GIVEN EXERCISE:
Wherever the string "cyberattack" appears in a line, extract that line.

(Figure content listings)

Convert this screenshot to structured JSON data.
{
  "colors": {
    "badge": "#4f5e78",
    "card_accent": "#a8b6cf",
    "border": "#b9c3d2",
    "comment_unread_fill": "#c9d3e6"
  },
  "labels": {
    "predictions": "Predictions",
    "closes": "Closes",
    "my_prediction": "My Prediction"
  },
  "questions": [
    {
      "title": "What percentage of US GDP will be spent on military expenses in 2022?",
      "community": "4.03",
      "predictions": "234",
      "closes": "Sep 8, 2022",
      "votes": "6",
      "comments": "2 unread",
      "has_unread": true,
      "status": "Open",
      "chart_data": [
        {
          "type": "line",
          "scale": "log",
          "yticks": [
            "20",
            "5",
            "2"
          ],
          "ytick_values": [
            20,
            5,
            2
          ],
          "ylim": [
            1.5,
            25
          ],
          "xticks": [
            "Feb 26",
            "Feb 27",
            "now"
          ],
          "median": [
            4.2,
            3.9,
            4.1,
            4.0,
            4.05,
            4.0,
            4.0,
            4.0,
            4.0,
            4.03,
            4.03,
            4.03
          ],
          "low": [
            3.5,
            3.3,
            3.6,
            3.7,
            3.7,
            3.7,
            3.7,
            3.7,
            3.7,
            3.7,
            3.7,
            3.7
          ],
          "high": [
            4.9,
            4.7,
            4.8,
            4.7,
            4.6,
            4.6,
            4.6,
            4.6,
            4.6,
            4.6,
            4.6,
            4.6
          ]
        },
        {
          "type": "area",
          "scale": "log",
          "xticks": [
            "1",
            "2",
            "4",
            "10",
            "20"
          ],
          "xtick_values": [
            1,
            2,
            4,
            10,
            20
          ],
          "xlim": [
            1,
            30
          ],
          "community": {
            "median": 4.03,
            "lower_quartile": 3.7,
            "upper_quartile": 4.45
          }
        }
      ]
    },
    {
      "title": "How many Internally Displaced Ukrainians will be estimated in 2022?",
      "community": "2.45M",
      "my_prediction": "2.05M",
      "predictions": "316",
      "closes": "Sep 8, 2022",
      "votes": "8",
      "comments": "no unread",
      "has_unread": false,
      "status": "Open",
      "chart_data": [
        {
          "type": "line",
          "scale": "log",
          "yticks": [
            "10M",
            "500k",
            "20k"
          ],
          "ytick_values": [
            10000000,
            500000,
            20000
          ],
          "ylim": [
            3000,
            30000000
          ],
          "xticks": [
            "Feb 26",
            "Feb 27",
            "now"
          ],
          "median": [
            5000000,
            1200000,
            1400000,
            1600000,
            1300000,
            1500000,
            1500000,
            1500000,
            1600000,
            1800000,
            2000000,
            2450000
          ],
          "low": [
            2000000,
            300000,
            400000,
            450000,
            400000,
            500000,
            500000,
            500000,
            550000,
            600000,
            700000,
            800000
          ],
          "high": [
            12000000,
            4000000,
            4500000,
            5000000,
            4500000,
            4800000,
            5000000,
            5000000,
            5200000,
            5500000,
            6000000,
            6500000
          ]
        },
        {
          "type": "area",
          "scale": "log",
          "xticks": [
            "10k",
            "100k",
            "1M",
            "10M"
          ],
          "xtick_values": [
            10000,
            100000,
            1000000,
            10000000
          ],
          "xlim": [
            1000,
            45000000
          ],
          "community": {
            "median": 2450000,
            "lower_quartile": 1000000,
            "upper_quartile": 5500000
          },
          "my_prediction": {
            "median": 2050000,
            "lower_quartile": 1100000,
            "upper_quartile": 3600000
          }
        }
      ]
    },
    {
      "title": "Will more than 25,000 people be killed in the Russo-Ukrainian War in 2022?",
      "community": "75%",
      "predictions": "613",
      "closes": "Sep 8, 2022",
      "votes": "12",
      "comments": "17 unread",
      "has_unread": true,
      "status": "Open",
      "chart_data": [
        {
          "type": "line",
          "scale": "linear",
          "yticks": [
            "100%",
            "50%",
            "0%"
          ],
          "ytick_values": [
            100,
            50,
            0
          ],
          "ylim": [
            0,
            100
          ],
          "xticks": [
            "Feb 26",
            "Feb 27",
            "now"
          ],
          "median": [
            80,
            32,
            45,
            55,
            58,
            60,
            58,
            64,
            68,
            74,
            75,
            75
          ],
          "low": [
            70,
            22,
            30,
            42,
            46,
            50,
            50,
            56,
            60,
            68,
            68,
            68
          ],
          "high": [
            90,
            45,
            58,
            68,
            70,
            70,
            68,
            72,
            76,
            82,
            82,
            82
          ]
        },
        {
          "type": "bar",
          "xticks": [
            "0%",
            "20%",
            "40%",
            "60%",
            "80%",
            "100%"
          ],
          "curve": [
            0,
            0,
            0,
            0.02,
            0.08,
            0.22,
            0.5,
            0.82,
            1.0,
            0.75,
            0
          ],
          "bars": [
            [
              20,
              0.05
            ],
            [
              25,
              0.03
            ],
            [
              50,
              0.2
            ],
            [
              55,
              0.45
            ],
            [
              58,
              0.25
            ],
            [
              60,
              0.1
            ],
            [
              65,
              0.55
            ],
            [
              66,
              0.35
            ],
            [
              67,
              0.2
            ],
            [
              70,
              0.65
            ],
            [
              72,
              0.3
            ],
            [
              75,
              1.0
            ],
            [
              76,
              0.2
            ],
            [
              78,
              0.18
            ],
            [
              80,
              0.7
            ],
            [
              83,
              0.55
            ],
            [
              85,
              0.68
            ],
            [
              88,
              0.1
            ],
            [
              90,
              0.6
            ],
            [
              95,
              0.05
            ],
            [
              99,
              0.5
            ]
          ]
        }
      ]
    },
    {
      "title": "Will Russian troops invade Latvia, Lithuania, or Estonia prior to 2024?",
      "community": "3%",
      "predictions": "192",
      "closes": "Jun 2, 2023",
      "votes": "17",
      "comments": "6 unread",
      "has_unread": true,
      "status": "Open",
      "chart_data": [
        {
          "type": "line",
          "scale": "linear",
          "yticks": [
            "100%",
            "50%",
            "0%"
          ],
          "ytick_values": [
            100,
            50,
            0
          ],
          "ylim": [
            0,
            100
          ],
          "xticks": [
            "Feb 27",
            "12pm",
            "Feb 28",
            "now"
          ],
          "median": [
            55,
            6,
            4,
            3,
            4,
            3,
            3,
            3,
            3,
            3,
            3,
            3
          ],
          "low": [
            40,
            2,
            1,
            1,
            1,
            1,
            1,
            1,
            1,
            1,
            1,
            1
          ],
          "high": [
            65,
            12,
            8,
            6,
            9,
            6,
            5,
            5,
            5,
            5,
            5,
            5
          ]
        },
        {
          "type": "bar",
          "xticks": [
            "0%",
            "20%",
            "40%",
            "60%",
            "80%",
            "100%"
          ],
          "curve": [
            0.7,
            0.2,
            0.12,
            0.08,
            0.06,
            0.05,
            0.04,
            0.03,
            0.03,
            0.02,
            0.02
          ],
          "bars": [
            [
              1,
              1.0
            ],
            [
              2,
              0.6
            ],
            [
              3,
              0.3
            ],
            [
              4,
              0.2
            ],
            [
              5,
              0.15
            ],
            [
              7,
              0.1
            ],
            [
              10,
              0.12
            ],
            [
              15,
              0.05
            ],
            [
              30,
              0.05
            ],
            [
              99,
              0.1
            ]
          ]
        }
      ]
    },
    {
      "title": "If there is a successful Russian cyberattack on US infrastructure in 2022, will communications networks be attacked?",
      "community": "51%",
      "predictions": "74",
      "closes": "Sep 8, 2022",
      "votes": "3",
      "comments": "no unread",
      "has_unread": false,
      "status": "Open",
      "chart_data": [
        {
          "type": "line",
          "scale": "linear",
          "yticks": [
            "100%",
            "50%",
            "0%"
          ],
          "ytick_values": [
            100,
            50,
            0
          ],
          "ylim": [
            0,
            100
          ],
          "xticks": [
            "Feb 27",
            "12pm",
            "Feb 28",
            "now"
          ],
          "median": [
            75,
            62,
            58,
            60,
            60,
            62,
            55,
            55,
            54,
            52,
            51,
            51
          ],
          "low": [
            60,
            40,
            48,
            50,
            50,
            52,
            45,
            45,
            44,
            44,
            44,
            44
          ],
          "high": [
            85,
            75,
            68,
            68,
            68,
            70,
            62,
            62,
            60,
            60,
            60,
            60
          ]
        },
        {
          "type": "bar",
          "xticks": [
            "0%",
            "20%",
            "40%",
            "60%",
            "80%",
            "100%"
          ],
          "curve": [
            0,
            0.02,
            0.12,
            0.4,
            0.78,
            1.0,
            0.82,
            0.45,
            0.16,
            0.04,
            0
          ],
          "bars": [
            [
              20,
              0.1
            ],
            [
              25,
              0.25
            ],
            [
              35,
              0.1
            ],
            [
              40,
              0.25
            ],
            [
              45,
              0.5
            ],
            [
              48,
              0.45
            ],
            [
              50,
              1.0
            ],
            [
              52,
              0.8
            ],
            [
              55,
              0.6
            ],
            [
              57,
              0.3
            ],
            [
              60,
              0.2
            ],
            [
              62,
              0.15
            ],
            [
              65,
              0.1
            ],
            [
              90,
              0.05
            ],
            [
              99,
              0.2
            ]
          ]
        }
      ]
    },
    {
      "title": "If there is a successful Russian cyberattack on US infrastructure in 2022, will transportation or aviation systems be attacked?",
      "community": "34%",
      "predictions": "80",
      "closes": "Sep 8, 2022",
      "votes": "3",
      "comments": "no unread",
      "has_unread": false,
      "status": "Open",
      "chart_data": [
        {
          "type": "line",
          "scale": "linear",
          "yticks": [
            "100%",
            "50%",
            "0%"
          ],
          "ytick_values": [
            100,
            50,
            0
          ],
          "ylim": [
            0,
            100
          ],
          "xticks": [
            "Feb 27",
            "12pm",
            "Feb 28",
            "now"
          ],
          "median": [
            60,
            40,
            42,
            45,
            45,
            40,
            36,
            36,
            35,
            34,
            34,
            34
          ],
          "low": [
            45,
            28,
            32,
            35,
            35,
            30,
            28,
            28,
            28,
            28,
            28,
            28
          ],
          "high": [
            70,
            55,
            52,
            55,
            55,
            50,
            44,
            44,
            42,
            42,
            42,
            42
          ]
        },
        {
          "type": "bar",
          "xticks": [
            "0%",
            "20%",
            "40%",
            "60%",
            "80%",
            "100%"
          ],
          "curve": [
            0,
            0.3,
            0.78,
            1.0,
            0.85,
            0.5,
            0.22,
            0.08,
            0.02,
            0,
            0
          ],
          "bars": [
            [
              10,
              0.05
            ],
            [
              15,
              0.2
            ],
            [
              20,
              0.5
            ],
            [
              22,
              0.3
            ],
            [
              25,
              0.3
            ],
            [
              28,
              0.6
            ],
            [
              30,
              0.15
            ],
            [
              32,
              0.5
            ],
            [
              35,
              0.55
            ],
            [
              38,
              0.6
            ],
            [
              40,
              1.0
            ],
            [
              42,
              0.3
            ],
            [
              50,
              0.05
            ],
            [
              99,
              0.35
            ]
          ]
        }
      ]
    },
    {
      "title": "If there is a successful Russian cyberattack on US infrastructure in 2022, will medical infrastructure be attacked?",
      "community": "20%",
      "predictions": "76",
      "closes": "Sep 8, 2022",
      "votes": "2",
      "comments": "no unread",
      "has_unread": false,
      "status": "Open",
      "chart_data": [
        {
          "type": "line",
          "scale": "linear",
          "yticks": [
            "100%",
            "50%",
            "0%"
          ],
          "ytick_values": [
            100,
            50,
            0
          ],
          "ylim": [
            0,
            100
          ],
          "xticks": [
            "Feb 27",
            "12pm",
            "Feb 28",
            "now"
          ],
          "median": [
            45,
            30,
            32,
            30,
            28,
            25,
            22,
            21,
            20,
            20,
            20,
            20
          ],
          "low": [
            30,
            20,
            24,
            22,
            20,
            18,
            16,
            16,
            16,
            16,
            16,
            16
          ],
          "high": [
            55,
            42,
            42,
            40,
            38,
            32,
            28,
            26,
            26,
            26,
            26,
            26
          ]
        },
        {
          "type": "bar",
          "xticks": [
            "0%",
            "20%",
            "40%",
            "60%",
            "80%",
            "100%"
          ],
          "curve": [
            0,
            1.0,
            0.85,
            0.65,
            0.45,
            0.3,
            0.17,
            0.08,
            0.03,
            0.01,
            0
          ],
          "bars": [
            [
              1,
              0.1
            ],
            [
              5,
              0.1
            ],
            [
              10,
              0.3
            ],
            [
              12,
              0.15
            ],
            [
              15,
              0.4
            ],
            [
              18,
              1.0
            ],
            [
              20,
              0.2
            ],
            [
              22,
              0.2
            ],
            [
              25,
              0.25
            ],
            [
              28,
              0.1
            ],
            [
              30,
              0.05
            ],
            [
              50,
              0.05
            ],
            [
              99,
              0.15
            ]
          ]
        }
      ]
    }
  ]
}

ANSWER TO THE EXERCISE:
      "title": "If there is a successful Russian cyberattack on US infrastructure in 2022, will communications networks be attacked?",
      "title": "If there is a successful Russian cyberattack on US infrastructure in 2022, will transportation or aviation systems be attacked?",
      "title": "If there is a successful Russian cyberattack on US infrastructure in 2022, will medical infrastructure be attacked?",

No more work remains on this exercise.